• Task details: Write out each line exactly as it stands, please.

• Material to process:
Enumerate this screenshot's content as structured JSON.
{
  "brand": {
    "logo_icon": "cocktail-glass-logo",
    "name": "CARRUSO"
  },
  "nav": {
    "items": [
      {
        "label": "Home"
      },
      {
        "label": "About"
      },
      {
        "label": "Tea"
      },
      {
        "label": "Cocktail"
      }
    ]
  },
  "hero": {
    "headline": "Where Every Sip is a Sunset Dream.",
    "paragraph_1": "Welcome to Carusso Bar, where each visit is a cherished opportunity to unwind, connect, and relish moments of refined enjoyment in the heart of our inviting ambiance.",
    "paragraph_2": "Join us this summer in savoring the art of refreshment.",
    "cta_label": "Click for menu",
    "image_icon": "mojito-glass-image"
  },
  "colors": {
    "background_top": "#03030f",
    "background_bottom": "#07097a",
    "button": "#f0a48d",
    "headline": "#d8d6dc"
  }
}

• Output:
Enumerate this screenshot's content as structured JSON.
{
  "brand": {
    "logo_icon": "cocktail-glass-logo",
    "name": "CARRUSO"
  },
  "nav": {
    "items": [
      {
        "label": "Home"
      },
      {
        "label": "About"
      },
      {
        "label": "Tea"
      },
      {
        "label": "Cocktail"
      }
    ]
  },
  "hero": {
    "headline": "Where Every Sip is a Sunset Dream.",
    "paragraph_1": "Welcome to Carusso Bar, where each visit is a cherished opportunity to unwind, connect, and relish moments of refined enjoyment in the heart of our inviting ambiance.",
    "paragraph_2": "Join us this summer in savoring the art of refreshment.",
    "cta_label": "Click for menu",
    "image_icon": "mojito-glass-image"
  },
  "colors": {
    "background_top": "#03030f",
    "background_bottom": "#07097a",
    "button": "#f0a48d",
    "headline": "#d8d6dc"
  }
}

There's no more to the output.